▸ TASK DESCRIPTION
Reproduce all of the material exactly as shown.

▸ DATA SECTION

::::::::::

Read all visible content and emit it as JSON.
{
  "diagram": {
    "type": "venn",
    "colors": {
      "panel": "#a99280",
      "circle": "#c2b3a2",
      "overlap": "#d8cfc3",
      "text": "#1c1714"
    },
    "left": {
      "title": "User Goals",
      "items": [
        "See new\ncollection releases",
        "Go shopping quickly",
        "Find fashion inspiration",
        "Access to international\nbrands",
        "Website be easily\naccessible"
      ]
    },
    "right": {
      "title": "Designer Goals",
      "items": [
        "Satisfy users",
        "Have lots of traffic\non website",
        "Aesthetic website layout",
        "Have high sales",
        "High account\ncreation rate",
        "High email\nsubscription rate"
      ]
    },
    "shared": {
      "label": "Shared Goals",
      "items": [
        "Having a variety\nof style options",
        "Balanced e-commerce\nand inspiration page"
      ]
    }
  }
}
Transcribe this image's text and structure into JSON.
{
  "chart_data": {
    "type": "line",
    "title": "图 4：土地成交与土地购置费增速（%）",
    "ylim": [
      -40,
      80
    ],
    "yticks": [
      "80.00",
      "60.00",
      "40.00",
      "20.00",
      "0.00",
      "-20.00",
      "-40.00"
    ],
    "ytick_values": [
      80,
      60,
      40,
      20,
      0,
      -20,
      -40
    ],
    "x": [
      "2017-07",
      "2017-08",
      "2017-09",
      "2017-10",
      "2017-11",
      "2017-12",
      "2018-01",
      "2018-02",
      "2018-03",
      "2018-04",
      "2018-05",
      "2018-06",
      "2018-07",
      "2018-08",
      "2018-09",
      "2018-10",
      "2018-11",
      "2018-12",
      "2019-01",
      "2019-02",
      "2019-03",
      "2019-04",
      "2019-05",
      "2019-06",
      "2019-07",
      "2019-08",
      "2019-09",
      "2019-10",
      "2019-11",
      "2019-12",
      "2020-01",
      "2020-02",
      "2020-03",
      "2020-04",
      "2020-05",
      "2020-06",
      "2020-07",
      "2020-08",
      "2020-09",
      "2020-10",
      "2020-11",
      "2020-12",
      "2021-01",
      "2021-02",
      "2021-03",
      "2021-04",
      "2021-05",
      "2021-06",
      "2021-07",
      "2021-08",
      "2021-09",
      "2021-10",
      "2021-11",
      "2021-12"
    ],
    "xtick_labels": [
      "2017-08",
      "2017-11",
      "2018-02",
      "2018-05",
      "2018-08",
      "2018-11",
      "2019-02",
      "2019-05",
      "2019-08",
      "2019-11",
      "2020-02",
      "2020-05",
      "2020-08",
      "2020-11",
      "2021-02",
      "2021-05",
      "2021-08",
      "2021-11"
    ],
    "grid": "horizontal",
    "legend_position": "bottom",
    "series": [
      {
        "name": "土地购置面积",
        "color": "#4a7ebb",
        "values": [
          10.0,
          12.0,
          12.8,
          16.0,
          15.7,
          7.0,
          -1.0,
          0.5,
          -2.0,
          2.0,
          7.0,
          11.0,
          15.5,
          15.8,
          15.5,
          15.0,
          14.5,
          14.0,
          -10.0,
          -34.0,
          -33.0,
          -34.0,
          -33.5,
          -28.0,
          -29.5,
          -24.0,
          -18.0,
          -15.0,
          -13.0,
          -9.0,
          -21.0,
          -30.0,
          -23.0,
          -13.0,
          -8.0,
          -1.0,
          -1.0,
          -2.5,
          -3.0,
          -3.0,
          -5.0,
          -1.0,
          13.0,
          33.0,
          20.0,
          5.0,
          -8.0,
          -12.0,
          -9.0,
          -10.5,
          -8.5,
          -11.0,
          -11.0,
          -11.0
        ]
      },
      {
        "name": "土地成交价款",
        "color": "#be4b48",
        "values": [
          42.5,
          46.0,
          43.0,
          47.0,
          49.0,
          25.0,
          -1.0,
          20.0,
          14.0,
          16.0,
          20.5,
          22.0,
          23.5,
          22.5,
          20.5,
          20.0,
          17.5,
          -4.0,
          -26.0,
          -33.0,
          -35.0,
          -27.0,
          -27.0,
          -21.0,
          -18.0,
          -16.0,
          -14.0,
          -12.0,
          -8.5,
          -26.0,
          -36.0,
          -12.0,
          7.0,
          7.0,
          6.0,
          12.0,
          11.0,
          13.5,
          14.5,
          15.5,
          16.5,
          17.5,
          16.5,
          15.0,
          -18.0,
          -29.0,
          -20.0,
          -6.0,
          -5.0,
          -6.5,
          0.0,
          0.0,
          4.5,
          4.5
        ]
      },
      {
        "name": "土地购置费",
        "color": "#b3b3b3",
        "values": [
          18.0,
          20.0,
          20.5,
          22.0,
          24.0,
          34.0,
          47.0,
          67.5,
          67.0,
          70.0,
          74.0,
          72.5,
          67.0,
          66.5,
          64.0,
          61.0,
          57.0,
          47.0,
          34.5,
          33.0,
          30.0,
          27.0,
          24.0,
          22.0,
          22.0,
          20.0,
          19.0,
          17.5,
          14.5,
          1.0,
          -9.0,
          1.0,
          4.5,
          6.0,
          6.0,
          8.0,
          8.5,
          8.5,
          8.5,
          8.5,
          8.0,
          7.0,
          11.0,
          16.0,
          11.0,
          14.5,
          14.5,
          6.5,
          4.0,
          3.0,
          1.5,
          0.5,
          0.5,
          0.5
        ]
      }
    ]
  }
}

::::::::::

▸ ANSWER TO THIS PROBLEM
Read all visible content and emit it as JSON.
{
  "diagram": {
    "type": "venn",
    "colors": {
      "panel": "#a99280",
      "circle": "#c2b3a2",
      "overlap": "#d8cfc3",
      "text": "#1c1714"
    },
    "left": {
      "title": "User Goals",
      "items": [
        "See new\ncollection releases",
        "Go shopping quickly",
        "Find fashion inspiration",
        "Access to international\nbrands",
        "Website be easily\naccessible"
      ]
    },
    "right": {
      "title": "Designer Goals",
      "items": [
        "Satisfy users",
        "Have lots of traffic\non website",
        "Aesthetic website layout",
        "Have high sales",
        "High account\ncreation rate",
        "High email\nsubscription rate"
      ]
    },
    "shared": {
      "label": "Shared Goals",
      "items": [
        "Having a variety\nof style options",
        "Balanced e-commerce\nand inspiration page"
      ]
    }
  }
}
Transcribe this image's text and structure into JSON.
{
  "chart_data": {
    "type": "line",
    "title": "图 4：土地成交与土地购置费增速（%）",
    "ylim": [
      -40,
      80
    ],
    "yticks": [
      "80.00",
      "60.00",
      "40.00",
      "20.00",
      "0.00",
      "-20.00",
      "-40.00"
    ],
    "ytick_values": [
      80,
      60,
      40,
      20,
      0,
      -20,
      -40
    ],
    "x": [
      "2017-07",
      "2017-08",
      "2017-09",
      "2017-10",
      "2017-11",
      "2017-12",
      "2018-01",
      "2018-02",
      "2018-03",
      "2018-04",
      "2018-05",
      "2018-06",
      "2018-07",
      "2018-08",
      "2018-09",
      "2018-10",
      "2018-11",
      "2018-12",
      "2019-01",
      "2019-02",
      "2019-03",
      "2019-04",
      "2019-05",
      "2019-06",
      "2019-07",
      "2019-08",
      "2019-09",
      "2019-10",
      "2019-11",
      "2019-12",
      "2020-01",
      "2020-02",
      "2020-03",
      "2020-04",
      "2020-05",
      "2020-06",
      "2020-07",
      "2020-08",
      "2020-09",
      "2020-10",
      "2020-11",
      "2020-12",
      "2021-01",
      "2021-02",
      "2021-03",
      "2021-04",
      "2021-05",
      "2021-06",
      "2021-07",
      "2021-08",
      "2021-09",
      "2021-10",
      "2021-11",
      "2021-12"
    ],
    "xtick_labels": [
      "2017-08",
      "2017-11",
      "2018-02",
      "2018-05",
      "2018-08",
      "2018-11",
      "2019-02",
      "2019-05",
      "2019-08",
      "2019-11",
      "2020-02",
      "2020-05",
      "2020-08",
      "2020-11",
      "2021-02",
      "2021-05",
      "2021-08",
      "2021-11"
    ],
    "grid": "horizontal",
    "legend_position": "bottom",
    "series": [
      {
        "name": "土地购置面积",
        "color": "#4a7ebb",
        "values": [
          10.0,
          12.0,
          12.8,
          16.0,
          15.7,
          7.0,
          -1.0,
          0.5,
          -2.0,
          2.0,
          7.0,
          11.0,
          15.5,
          15.8,
          15.5,
          15.0,
          14.5,
          14.0,
          -10.0,
          -34.0,
          -33.0,
          -34.0,
          -33.5,
          -28.0,
          -29.5,
          -24.0,
          -18.0,
          -15.0,
          -13.0,
          -9.0,
          -21.0,
          -30.0,
          -23.0,
          -13.0,
          -8.0,
          -1.0,
          -1.0,
          -2.5,
          -3.0,
          -3.0,
          -5.0,
          -1.0,
          13.0,
          33.0,
          20.0,
          5.0,
          -8.0,
          -12.0,
          -9.0,
          -10.5,
          -8.5,
          -11.0,
          -11.0,
          -11.0
        ]
      },
      {
        "name": "土地成交价款",
        "color": "#be4b48",
        "values": [
          42.5,
          46.0,
          43.0,
          47.0,
          49.0,
          25.0,
          -1.0,
          20.0,
          14.0,
          16.0,
          20.5,
          22.0,
          23.5,
          22.5,
          20.5,
          20.0,
          17.5,
          -4.0,
          -26.0,
          -33.0,
          -35.0,
          -27.0,
          -27.0,
          -21.0,
          -18.0,
          -16.0,
          -14.0,
          -12.0,
          -8.5,
          -26.0,
          -36.0,
          -12.0,
          7.0,
          7.0,
          6.0,
          12.0,
          11.0,
          13.5,
          14.5,
          15.5,
          16.5,
          17.5,
          16.5,
          15.0,
          -18.0,
          -29.0,
          -20.0,
          -6.0,
          -5.0,
          -6.5,
          0.0,
          0.0,
          4.5,
          4.5
        ]
      },
      {
        "name": "土地购置费",
        "color": "#b3b3b3",
        "values": [
          18.0,
          20.0,
          20.5,
          22.0,
          24.0,
          34.0,
          47.0,
          67.5,
          67.0,
          70.0,
          74.0,
          72.5,
          67.0,
          66.5,
          64.0,
          61.0,
          57.0,
          47.0,
          34.5,
          33.0,
          30.0,
          27.0,
          24.0,
          22.0,
          22.0,
          20.0,
          19.0,
          17.5,
          14.5,
          1.0,
          -9.0,
          1.0,
          4.5,
          6.0,
          6.0,
          8.0,
          8.5,
          8.5,
          8.5,
          8.5,
          8.0,
          7.0,
          11.0,
          16.0,
          11.0,
          14.5,
          14.5,
          6.5,
          4.0,
          3.0,
          1.5,
          0.5,
          0.5,
          0.5
        ]
      }
    ]
  }
}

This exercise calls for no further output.